WHAT IS NEEDED: Extract, from the records beneath this instruction, each line that contains the word "colors".

>> BEGIN RECORD EXCERPTS

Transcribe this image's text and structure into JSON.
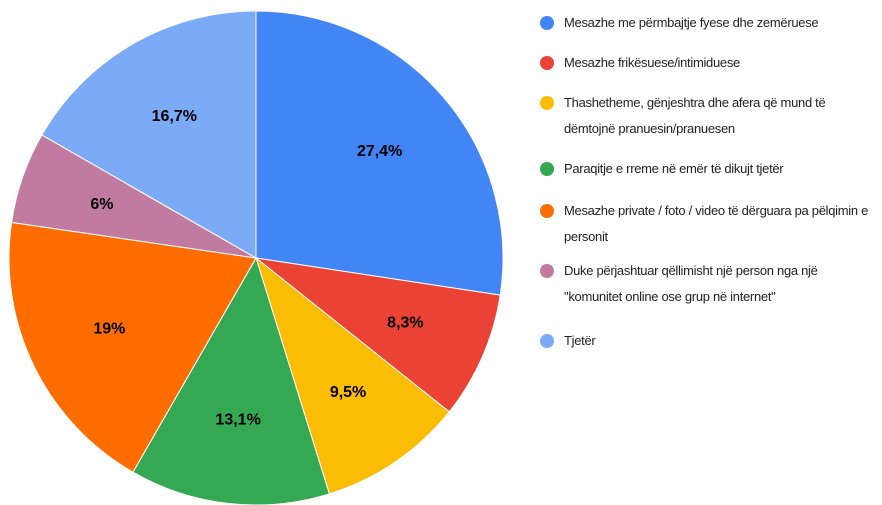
{
  "chart_data": {
    "type": "pie",
    "categories": [
      "Mesazhe me përmbajtje fyese dhe zemëruese",
      "Mesazhe frikësuese/intimiduese",
      "Thashetheme, gënjeshtra dhe afera që mund të dëmtojnë pranuesin/pranuesen",
      "Paraqitje e rreme në emër të dikujt tjetër",
      "Mesazhe private / foto / video të dërguara pa pëlqimin e personit",
      "Duke përjashtuar qëllimisht një person nga një \"komunitet online ose grup në internet\"",
      "Tjetër"
    ],
    "values": [
      27.4,
      8.3,
      9.5,
      13.1,
      19,
      6,
      16.7
    ],
    "value_labels": [
      "27,4%",
      "8,3%",
      "9,5%",
      "13,1%",
      "19%",
      "6%",
      "16,7%"
    ],
    "colors": [
      "#4285f4",
      "#ea4335",
      "#fbbc04",
      "#34a853",
      "#ff6d01",
      "#c27ba0",
      "#7baaf7"
    ],
    "legend": "right"
  }
}
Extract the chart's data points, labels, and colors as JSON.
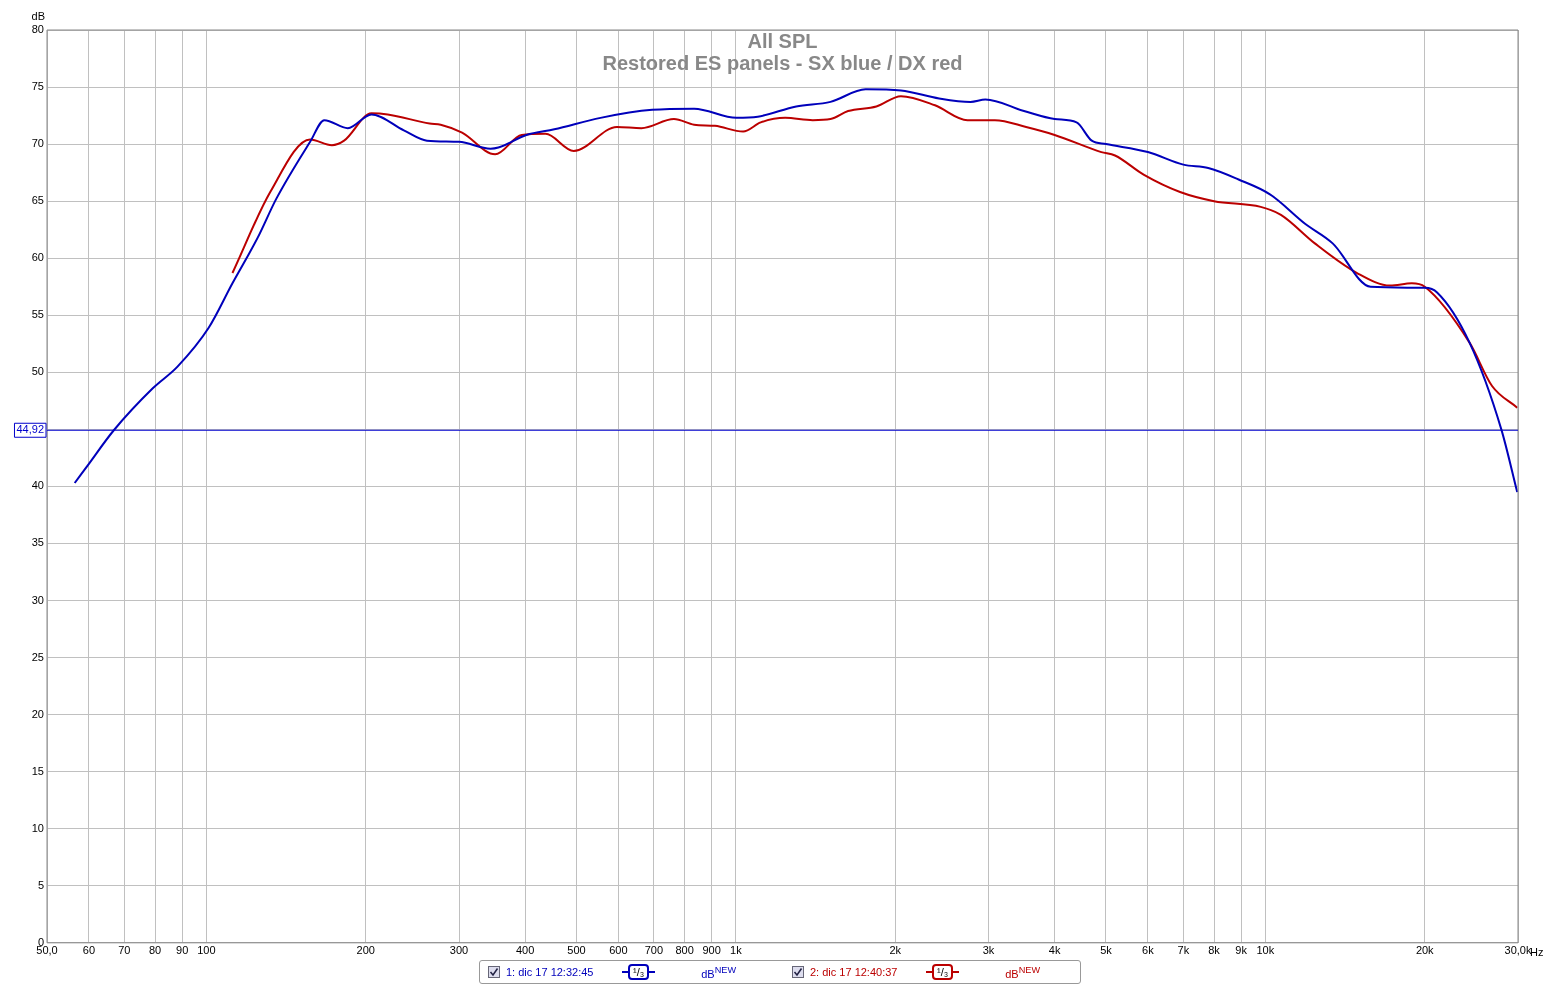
{
  "chart_data": {
    "type": "line",
    "title": "All SPL",
    "subtitle": "Restored ES panels - SX blue / DX red",
    "xlabel": "Hz",
    "ylabel": "dB",
    "log": "x",
    "grid": true,
    "legend": "bottom",
    "marker": "none",
    "line_style": "solid",
    "xlim": [
      50,
      30000
    ],
    "xticks": [
      {
        "value": 50,
        "label": "50,0"
      },
      60,
      70,
      80,
      90,
      100,
      200,
      300,
      400,
      500,
      600,
      700,
      800,
      900,
      {
        "value": 1000,
        "label": "1k"
      },
      {
        "value": 2000,
        "label": "2k"
      },
      {
        "value": 3000,
        "label": "3k"
      },
      {
        "value": 4000,
        "label": "4k"
      },
      {
        "value": 5000,
        "label": "5k"
      },
      {
        "value": 6000,
        "label": "6k"
      },
      {
        "value": 7000,
        "label": "7k"
      },
      {
        "value": 8000,
        "label": "8k"
      },
      {
        "value": 9000,
        "label": "9k"
      },
      {
        "value": 10000,
        "label": "10k"
      },
      {
        "value": 20000,
        "label": "20k"
      },
      {
        "value": 30000,
        "label": "30,0k"
      }
    ],
    "ylim": [
      0,
      80
    ],
    "yticks": [
      0,
      5,
      10,
      15,
      20,
      25,
      30,
      35,
      40,
      {
        "value": 45,
        "label": null
      },
      50,
      55,
      60,
      65,
      70,
      75,
      80
    ],
    "ref_lines": [
      {
        "axis": "y",
        "value": 44.92,
        "label": "44,92",
        "color": "#0000cc"
      }
    ],
    "annotations": [
      "¹/₃",
      "dB$^{NEW}$"
    ],
    "series": [
      {
        "name": "1: dic 17 12:32:45",
        "color": "#0000bb",
        "x": [
          56.4,
          59.6,
          66.8,
          79.2,
          88.2,
          101,
          112,
          125,
          135.5,
          157,
          167,
          185,
          205,
          236,
          261,
          300,
          344,
          356,
          402,
          454,
          555,
          695,
          834,
          1002,
          1100,
          1300,
          1509,
          1758,
          2050,
          2420,
          2774,
          2960,
          3500,
          4000,
          4400,
          4700,
          5000,
          6000,
          7000,
          7800,
          8900,
          10200,
          11900,
          13400,
          15800,
          20000,
          21100,
          24300,
          27900,
          29900
        ],
        "values": [
          40.3,
          41.8,
          44.9,
          48.6,
          50.5,
          53.9,
          57.8,
          61.8,
          65.2,
          70.2,
          72.1,
          71.4,
          72.6,
          71.2,
          70.3,
          70.2,
          69.6,
          69.7,
          70.8,
          71.3,
          72.3,
          73.0,
          73.1,
          72.3,
          72.4,
          73.3,
          73.7,
          74.8,
          74.7,
          74.0,
          73.7,
          73.9,
          72.9,
          72.2,
          71.9,
          70.3,
          70.0,
          69.3,
          68.2,
          67.9,
          66.9,
          65.6,
          63.0,
          61.3,
          57.5,
          57.4,
          57.0,
          52.6,
          45.0,
          39.5
        ]
      },
      {
        "name": "2: dic 17 12:40:37",
        "color": "#bb0000",
        "x": [
          112,
          132,
          157,
          172.6,
          182,
          205,
          220,
          264,
          277,
          304,
          351,
          394,
          437,
          494,
          596,
          663,
          764,
          834,
          913,
          1032,
          1114,
          1239,
          1397,
          1509,
          1629,
          1842,
          2050,
          2377,
          2738,
          3085,
          3533,
          4000,
          4900,
          5200,
          5900,
          6900,
          8000,
          9800,
          10700,
          12400,
          14900,
          17200,
          18900,
          20000,
          24300,
          26800,
          29900
        ],
        "values": [
          58.7,
          65.8,
          70.4,
          69.9,
          70.3,
          72.7,
          72.6,
          71.8,
          71.7,
          71.0,
          69.1,
          70.8,
          70.9,
          69.4,
          71.5,
          71.4,
          72.2,
          71.7,
          71.6,
          71.1,
          71.9,
          72.3,
          72.1,
          72.2,
          72.9,
          73.3,
          74.2,
          73.4,
          72.1,
          72.1,
          71.5,
          70.8,
          69.3,
          69.0,
          67.3,
          65.8,
          65.0,
          64.5,
          63.8,
          61.3,
          58.7,
          57.6,
          57.8,
          57.5,
          52.6,
          48.8,
          46.9
        ]
      }
    ]
  }
}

>> END RECORD EXCERPTS

FULL ANSWER:
    "colors": [
Extract the chart's data points, labels, and colors as JSON.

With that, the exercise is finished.